**Written request**: Copy the following records line for line, keeping every character unchanged.
++++ Records provided
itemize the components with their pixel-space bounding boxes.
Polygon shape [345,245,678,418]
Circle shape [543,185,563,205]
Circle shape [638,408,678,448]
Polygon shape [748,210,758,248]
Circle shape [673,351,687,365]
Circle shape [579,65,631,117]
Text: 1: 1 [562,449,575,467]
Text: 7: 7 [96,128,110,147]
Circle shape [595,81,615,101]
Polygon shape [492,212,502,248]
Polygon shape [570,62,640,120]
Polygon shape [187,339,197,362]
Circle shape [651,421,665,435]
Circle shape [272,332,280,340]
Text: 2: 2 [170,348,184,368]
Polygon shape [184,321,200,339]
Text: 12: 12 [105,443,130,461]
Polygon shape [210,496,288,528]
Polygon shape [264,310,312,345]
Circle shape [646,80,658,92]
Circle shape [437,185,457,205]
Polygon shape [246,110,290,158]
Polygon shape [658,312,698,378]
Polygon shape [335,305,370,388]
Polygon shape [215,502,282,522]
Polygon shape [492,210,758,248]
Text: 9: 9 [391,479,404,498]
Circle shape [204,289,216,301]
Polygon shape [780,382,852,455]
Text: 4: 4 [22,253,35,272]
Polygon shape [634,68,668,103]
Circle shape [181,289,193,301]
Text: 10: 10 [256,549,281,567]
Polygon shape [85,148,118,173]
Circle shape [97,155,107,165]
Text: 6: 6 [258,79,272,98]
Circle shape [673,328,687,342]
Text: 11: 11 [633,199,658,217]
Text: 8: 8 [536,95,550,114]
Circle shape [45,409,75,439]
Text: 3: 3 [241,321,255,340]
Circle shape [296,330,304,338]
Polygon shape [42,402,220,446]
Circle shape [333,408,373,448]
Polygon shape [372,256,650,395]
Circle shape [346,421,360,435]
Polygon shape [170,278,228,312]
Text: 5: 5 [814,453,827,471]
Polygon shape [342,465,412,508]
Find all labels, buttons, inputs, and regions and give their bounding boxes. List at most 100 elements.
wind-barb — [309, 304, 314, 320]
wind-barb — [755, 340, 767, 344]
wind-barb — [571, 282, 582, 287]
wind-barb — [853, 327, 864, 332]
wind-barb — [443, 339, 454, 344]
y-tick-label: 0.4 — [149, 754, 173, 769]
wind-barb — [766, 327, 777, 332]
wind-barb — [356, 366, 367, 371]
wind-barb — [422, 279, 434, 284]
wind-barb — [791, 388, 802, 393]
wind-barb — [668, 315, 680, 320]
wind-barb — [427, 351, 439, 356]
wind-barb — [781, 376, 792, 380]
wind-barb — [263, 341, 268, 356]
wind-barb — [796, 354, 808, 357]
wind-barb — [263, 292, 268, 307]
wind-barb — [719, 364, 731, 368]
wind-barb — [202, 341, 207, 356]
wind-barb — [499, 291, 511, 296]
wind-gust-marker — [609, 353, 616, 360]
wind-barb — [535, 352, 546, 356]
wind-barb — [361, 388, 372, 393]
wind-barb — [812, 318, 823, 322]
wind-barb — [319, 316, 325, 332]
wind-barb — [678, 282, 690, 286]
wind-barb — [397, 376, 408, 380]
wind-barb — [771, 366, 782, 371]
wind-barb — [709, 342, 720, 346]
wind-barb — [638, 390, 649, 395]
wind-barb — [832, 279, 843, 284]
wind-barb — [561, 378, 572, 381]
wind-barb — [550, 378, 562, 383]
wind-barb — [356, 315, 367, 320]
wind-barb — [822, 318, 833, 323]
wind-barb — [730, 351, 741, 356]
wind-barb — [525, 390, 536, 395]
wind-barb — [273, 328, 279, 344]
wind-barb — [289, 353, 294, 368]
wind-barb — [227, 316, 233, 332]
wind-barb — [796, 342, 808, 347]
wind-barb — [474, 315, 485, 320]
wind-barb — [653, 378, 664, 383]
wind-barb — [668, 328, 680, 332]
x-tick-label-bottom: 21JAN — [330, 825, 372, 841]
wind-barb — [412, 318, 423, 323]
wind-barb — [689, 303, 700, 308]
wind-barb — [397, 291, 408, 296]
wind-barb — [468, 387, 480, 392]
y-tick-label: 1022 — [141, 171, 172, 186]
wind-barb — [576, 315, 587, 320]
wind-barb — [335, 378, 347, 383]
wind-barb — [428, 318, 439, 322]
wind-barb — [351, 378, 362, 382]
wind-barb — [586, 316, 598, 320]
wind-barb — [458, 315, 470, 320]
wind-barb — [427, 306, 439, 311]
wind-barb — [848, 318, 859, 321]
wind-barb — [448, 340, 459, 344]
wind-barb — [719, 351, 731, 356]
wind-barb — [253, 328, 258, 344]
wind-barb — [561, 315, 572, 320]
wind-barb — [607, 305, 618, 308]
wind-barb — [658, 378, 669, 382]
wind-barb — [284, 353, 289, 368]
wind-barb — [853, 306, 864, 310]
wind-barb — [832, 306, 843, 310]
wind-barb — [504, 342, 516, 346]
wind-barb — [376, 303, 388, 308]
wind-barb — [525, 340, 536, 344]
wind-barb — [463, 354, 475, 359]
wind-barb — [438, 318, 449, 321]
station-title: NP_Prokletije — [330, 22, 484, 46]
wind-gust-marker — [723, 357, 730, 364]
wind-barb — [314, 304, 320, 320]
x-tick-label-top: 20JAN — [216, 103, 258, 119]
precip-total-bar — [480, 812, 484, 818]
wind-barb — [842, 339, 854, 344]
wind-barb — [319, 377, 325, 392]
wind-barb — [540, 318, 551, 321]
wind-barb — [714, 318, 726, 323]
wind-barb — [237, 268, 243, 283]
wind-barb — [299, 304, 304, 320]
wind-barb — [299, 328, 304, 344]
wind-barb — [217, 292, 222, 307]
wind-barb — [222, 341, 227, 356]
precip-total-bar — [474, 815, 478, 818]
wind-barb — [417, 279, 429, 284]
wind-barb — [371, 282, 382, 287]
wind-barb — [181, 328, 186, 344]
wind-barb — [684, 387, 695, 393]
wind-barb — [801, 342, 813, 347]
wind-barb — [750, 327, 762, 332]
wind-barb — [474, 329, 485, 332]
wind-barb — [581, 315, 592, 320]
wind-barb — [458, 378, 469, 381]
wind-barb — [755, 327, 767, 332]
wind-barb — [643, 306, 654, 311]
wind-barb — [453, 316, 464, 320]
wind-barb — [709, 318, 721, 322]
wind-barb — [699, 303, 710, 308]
++++++++
**Finished exercise**:
itemize the components with their pixel-space bounding boxes.
Polygon shape [345,245,678,418]
Circle shape [543,185,563,205]
Circle shape [638,408,678,448]
Polygon shape [748,210,758,248]
Circle shape [673,351,687,365]
Circle shape [579,65,631,117]
Text: 1: 1 [562,449,575,467]
Text: 7: 7 [96,128,110,147]
Circle shape [595,81,615,101]
Polygon shape [492,212,502,248]
Polygon shape [570,62,640,120]
Polygon shape [187,339,197,362]
Circle shape [651,421,665,435]
Circle shape [272,332,280,340]
Text: 2: 2 [170,348,184,368]
Polygon shape [184,321,200,339]
Text: 12: 12 [105,443,130,461]
Polygon shape [210,496,288,528]
Polygon shape [264,310,312,345]
Circle shape [646,80,658,92]
Circle shape [437,185,457,205]
Polygon shape [246,110,290,158]
Polygon shape [658,312,698,378]
Polygon shape [335,305,370,388]
Polygon shape [215,502,282,522]
Polygon shape [492,210,758,248]
Text: 9: 9 [391,479,404,498]
Circle shape [204,289,216,301]
Polygon shape [780,382,852,455]
Text: 4: 4 [22,253,35,272]
Polygon shape [634,68,668,103]
Circle shape [181,289,193,301]
Text: 10: 10 [256,549,281,567]
Polygon shape [85,148,118,173]
Circle shape [97,155,107,165]
Text: 6: 6 [258,79,272,98]
Circle shape [673,328,687,342]
Text: 11: 11 [633,199,658,217]
Text: 8: 8 [536,95,550,114]
Circle shape [45,409,75,439]
Text: 3: 3 [241,321,255,340]
Circle shape [296,330,304,338]
Polygon shape [42,402,220,446]
Circle shape [333,408,373,448]
Polygon shape [372,256,650,395]
Circle shape [346,421,360,435]
Polygon shape [170,278,228,312]
Text: 5: 5 [814,453,827,471]
Polygon shape [342,465,412,508]
Find all labels, buttons, inputs, and regions and give their bounding boxes. List at most 100 elements.
wind-barb — [309, 304, 314, 320]
wind-barb — [755, 340, 767, 344]
wind-barb — [571, 282, 582, 287]
wind-barb — [853, 327, 864, 332]
wind-barb — [443, 339, 454, 344]
y-tick-label: 0.4 — [149, 754, 173, 769]
wind-barb — [766, 327, 777, 332]
wind-barb — [356, 366, 367, 371]
wind-barb — [422, 279, 434, 284]
wind-barb — [791, 388, 802, 393]
wind-barb — [668, 315, 680, 320]
wind-barb — [427, 351, 439, 356]
wind-barb — [781, 376, 792, 380]
wind-barb — [263, 341, 268, 356]
wind-barb — [796, 354, 808, 357]
wind-barb — [263, 292, 268, 307]
wind-barb — [719, 364, 731, 368]
wind-barb — [202, 341, 207, 356]
wind-barb — [499, 291, 511, 296]
wind-gust-marker — [609, 353, 616, 360]
wind-barb — [535, 352, 546, 356]
wind-barb — [361, 388, 372, 393]
wind-barb — [812, 318, 823, 322]
wind-barb — [319, 316, 325, 332]
wind-barb — [678, 282, 690, 286]
wind-barb — [397, 376, 408, 380]
wind-barb — [771, 366, 782, 371]
wind-barb — [709, 342, 720, 346]
wind-barb — [638, 390, 649, 395]
wind-barb — [832, 279, 843, 284]
wind-barb — [561, 378, 572, 381]
wind-barb — [550, 378, 562, 383]
wind-barb — [356, 315, 367, 320]
wind-barb — [822, 318, 833, 323]
wind-barb — [730, 351, 741, 356]
wind-barb — [525, 390, 536, 395]
wind-barb — [273, 328, 279, 344]
wind-barb — [289, 353, 294, 368]
wind-barb — [227, 316, 233, 332]
wind-barb — [796, 342, 808, 347]
wind-barb — [474, 315, 485, 320]
wind-barb — [653, 378, 664, 383]
wind-barb — [668, 328, 680, 332]
x-tick-label-bottom: 21JAN — [330, 825, 372, 841]
wind-barb — [412, 318, 423, 323]
wind-barb — [689, 303, 700, 308]
wind-barb — [397, 291, 408, 296]
wind-barb — [468, 387, 480, 392]
y-tick-label: 1022 — [141, 171, 172, 186]
wind-barb — [576, 315, 587, 320]
wind-barb — [335, 378, 347, 383]
wind-barb — [428, 318, 439, 322]
wind-barb — [351, 378, 362, 382]
wind-barb — [586, 316, 598, 320]
wind-barb — [458, 315, 470, 320]
wind-barb — [427, 306, 439, 311]
wind-barb — [848, 318, 859, 321]
wind-barb — [448, 340, 459, 344]
wind-barb — [719, 351, 731, 356]
wind-barb — [253, 328, 258, 344]
wind-barb — [561, 315, 572, 320]
wind-barb — [607, 305, 618, 308]
wind-barb — [658, 378, 669, 382]
wind-barb — [284, 353, 289, 368]
wind-barb — [853, 306, 864, 310]
wind-barb — [832, 306, 843, 310]
wind-barb — [504, 342, 516, 346]
wind-barb — [376, 303, 388, 308]
wind-barb — [525, 340, 536, 344]
wind-barb — [463, 354, 475, 359]
wind-barb — [438, 318, 449, 321]
station-title: NP_Prokletije — [330, 22, 484, 46]
wind-gust-marker — [723, 357, 730, 364]
wind-barb — [314, 304, 320, 320]
x-tick-label-top: 20JAN — [216, 103, 258, 119]
precip-total-bar — [480, 812, 484, 818]
wind-barb — [842, 339, 854, 344]
wind-barb — [319, 377, 325, 392]
wind-barb — [540, 318, 551, 321]
wind-barb — [714, 318, 726, 323]
wind-barb — [237, 268, 243, 283]
wind-barb — [299, 304, 304, 320]
wind-barb — [299, 328, 304, 344]
wind-barb — [217, 292, 222, 307]
wind-barb — [222, 341, 227, 356]
precip-total-bar — [474, 815, 478, 818]
wind-barb — [417, 279, 429, 284]
wind-barb — [371, 282, 382, 287]
wind-barb — [181, 328, 186, 344]
wind-barb — [684, 387, 695, 393]
wind-barb — [801, 342, 813, 347]
wind-barb — [750, 327, 762, 332]
wind-barb — [474, 329, 485, 332]
wind-barb — [581, 315, 592, 320]
wind-barb — [458, 378, 469, 381]
wind-barb — [755, 327, 767, 332]
wind-barb — [643, 306, 654, 311]
wind-barb — [453, 316, 464, 320]
wind-barb — [709, 318, 721, 322]
wind-barb — [699, 303, 710, 308]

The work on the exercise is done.